- _Your goal_:
Leave out the pictures and repeat every record exactly.

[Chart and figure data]
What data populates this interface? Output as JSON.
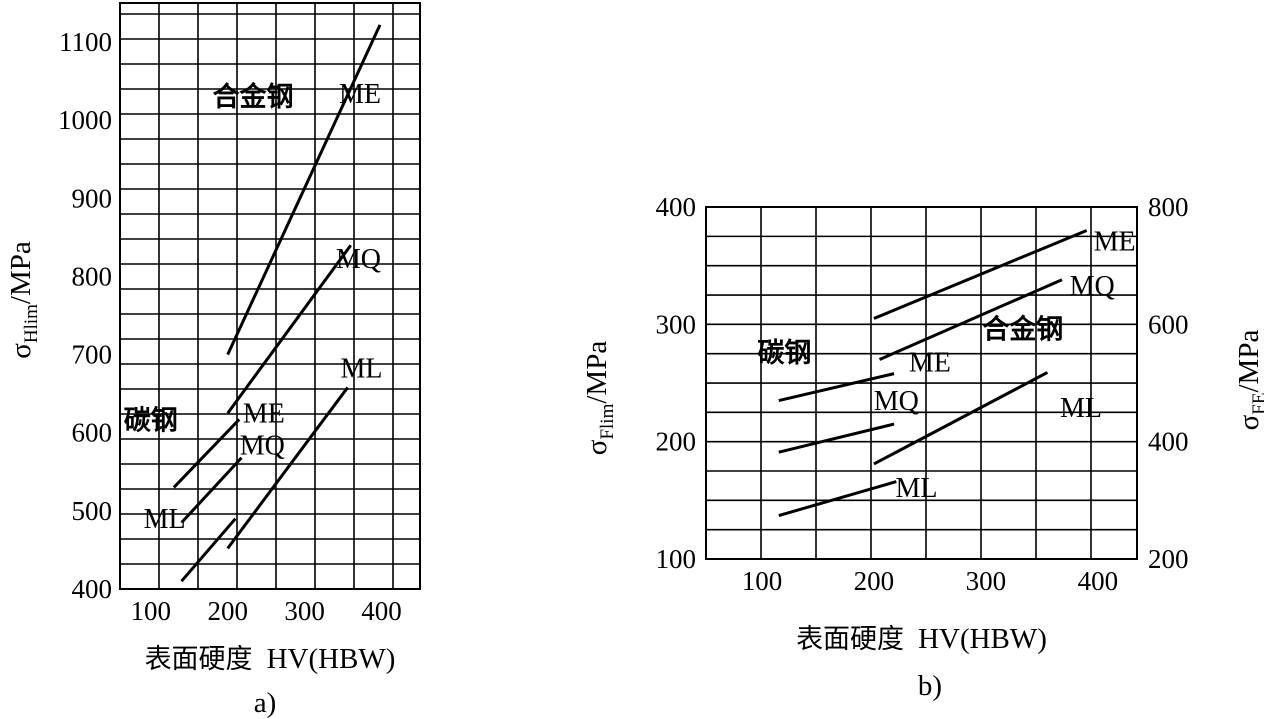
{
  "chart_data": [
    {
      "panel": "a)",
      "type": "line",
      "xlabel_text": "表面硬度",
      "xlabel_unit": "HV(HBW)",
      "ylabel_symbol": "σ",
      "ylabel_sub": "Hlim",
      "ylabel_unit": "/MPa",
      "xlim": [
        60,
        450
      ],
      "ylim": [
        400,
        1150
      ],
      "xticks": [
        100,
        200,
        300,
        400
      ],
      "yticks": [
        400,
        500,
        600,
        700,
        800,
        900,
        1000,
        1100
      ],
      "grid": true,
      "groups": [
        {
          "label": "合金钢",
          "label_at": [
            233,
            1018
          ]
        },
        {
          "label": "碳钢",
          "label_at": [
            100,
            604
          ]
        }
      ],
      "series": [
        {
          "name": "ME",
          "group": "合金钢",
          "x": [
            200,
            398
          ],
          "y": [
            700,
            1122
          ],
          "label_at": [
            372,
            1022
          ]
        },
        {
          "name": "MQ",
          "group": "合金钢",
          "x": [
            200,
            360
          ],
          "y": [
            625,
            840
          ],
          "label_at": [
            370,
            811
          ]
        },
        {
          "name": "ML",
          "group": "合金钢",
          "x": [
            200,
            356
          ],
          "y": [
            452,
            658
          ],
          "label_at": [
            374,
            671
          ]
        },
        {
          "name": "ME",
          "group": "碳钢",
          "x": [
            130,
            215
          ],
          "y": [
            530,
            617
          ],
          "label_at": [
            247,
            613
          ]
        },
        {
          "name": "MQ",
          "group": "碳钢",
          "x": [
            140,
            218
          ],
          "y": [
            485,
            568
          ],
          "label_at": [
            245,
            572
          ]
        },
        {
          "name": "ML",
          "group": "碳钢",
          "x": [
            140,
            210
          ],
          "y": [
            410,
            490
          ],
          "label_at": [
            118,
            478
          ]
        }
      ]
    },
    {
      "panel": "b)",
      "type": "line",
      "xlabel_text": "表面硬度",
      "xlabel_unit": "HV(HBW)",
      "ylabel_symbol": "σ",
      "ylabel_sub": "Flim",
      "ylabel_unit": "/MPa",
      "y2label_symbol": "σ",
      "y2label_sub": "FE",
      "y2label_unit": "/MPa",
      "xlim": [
        50,
        435
      ],
      "ylim": [
        100,
        400
      ],
      "y2lim": [
        200,
        800
      ],
      "xticks": [
        100,
        200,
        300,
        400
      ],
      "yticks": [
        100,
        200,
        300,
        400
      ],
      "y2ticks": [
        200,
        400,
        600,
        800
      ],
      "grid": true,
      "groups": [
        {
          "label": "碳钢",
          "label_at": [
            120,
            268
          ]
        },
        {
          "label": "合金钢",
          "label_at": [
            333,
            288
          ]
        }
      ],
      "series": [
        {
          "name": "ME",
          "group": "合金钢",
          "x": [
            200,
            390
          ],
          "y": [
            305,
            380
          ],
          "label_at": [
            415,
            363
          ]
        },
        {
          "name": "MQ",
          "group": "合金钢",
          "x": [
            205,
            368
          ],
          "y": [
            270,
            338
          ],
          "label_at": [
            395,
            325
          ]
        },
        {
          "name": "ML",
          "group": "合金钢",
          "x": [
            200,
            355
          ],
          "y": [
            181,
            259
          ],
          "label_at": [
            385,
            221
          ]
        },
        {
          "name": "ME",
          "group": "碳钢",
          "x": [
            115,
            218
          ],
          "y": [
            235,
            258
          ],
          "label_at": [
            250,
            260
          ]
        },
        {
          "name": "MQ",
          "group": "碳钢",
          "x": [
            115,
            218
          ],
          "y": [
            191,
            215
          ],
          "label_at": [
            220,
            227
          ]
        },
        {
          "name": "ML",
          "group": "碳钢",
          "x": [
            115,
            220
          ],
          "y": [
            137,
            166
          ],
          "label_at": [
            238,
            153
          ]
        }
      ]
    }
  ]
}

- _Result of this task_:
What data populates this interface? Output as JSON.
{
  "chart_data": [
    {
      "panel": "a)",
      "type": "line",
      "xlabel_text": "表面硬度",
      "xlabel_unit": "HV(HBW)",
      "ylabel_symbol": "σ",
      "ylabel_sub": "Hlim",
      "ylabel_unit": "/MPa",
      "xlim": [
        60,
        450
      ],
      "ylim": [
        400,
        1150
      ],
      "xticks": [
        100,
        200,
        300,
        400
      ],
      "yticks": [
        400,
        500,
        600,
        700,
        800,
        900,
        1000,
        1100
      ],
      "grid": true,
      "groups": [
        {
          "label": "合金钢",
          "label_at": [
            233,
            1018
          ]
        },
        {
          "label": "碳钢",
          "label_at": [
            100,
            604
          ]
        }
      ],
      "series": [
        {
          "name": "ME",
          "group": "合金钢",
          "x": [
            200,
            398
          ],
          "y": [
            700,
            1122
          ],
          "label_at": [
            372,
            1022
          ]
        },
        {
          "name": "MQ",
          "group": "合金钢",
          "x": [
            200,
            360
          ],
          "y": [
            625,
            840
          ],
          "label_at": [
            370,
            811
          ]
        },
        {
          "name": "ML",
          "group": "合金钢",
          "x": [
            200,
            356
          ],
          "y": [
            452,
            658
          ],
          "label_at": [
            374,
            671
          ]
        },
        {
          "name": "ME",
          "group": "碳钢",
          "x": [
            130,
            215
          ],
          "y": [
            530,
            617
          ],
          "label_at": [
            247,
            613
          ]
        },
        {
          "name": "MQ",
          "group": "碳钢",
          "x": [
            140,
            218
          ],
          "y": [
            485,
            568
          ],
          "label_at": [
            245,
            572
          ]
        },
        {
          "name": "ML",
          "group": "碳钢",
          "x": [
            140,
            210
          ],
          "y": [
            410,
            490
          ],
          "label_at": [
            118,
            478
          ]
        }
      ]
    },
    {
      "panel": "b)",
      "type": "line",
      "xlabel_text": "表面硬度",
      "xlabel_unit": "HV(HBW)",
      "ylabel_symbol": "σ",
      "ylabel_sub": "Flim",
      "ylabel_unit": "/MPa",
      "y2label_symbol": "σ",
      "y2label_sub": "FE",
      "y2label_unit": "/MPa",
      "xlim": [
        50,
        435
      ],
      "ylim": [
        100,
        400
      ],
      "y2lim": [
        200,
        800
      ],
      "xticks": [
        100,
        200,
        300,
        400
      ],
      "yticks": [
        100,
        200,
        300,
        400
      ],
      "y2ticks": [
        200,
        400,
        600,
        800
      ],
      "grid": true,
      "groups": [
        {
          "label": "碳钢",
          "label_at": [
            120,
            268
          ]
        },
        {
          "label": "合金钢",
          "label_at": [
            333,
            288
          ]
        }
      ],
      "series": [
        {
          "name": "ME",
          "group": "合金钢",
          "x": [
            200,
            390
          ],
          "y": [
            305,
            380
          ],
          "label_at": [
            415,
            363
          ]
        },
        {
          "name": "MQ",
          "group": "合金钢",
          "x": [
            205,
            368
          ],
          "y": [
            270,
            338
          ],
          "label_at": [
            395,
            325
          ]
        },
        {
          "name": "ML",
          "group": "合金钢",
          "x": [
            200,
            355
          ],
          "y": [
            181,
            259
          ],
          "label_at": [
            385,
            221
          ]
        },
        {
          "name": "ME",
          "group": "碳钢",
          "x": [
            115,
            218
          ],
          "y": [
            235,
            258
          ],
          "label_at": [
            250,
            260
          ]
        },
        {
          "name": "MQ",
          "group": "碳钢",
          "x": [
            115,
            218
          ],
          "y": [
            191,
            215
          ],
          "label_at": [
            220,
            227
          ]
        },
        {
          "name": "ML",
          "group": "碳钢",
          "x": [
            115,
            220
          ],
          "y": [
            137,
            166
          ],
          "label_at": [
            238,
            153
          ]
        }
      ]
    }
  ]
}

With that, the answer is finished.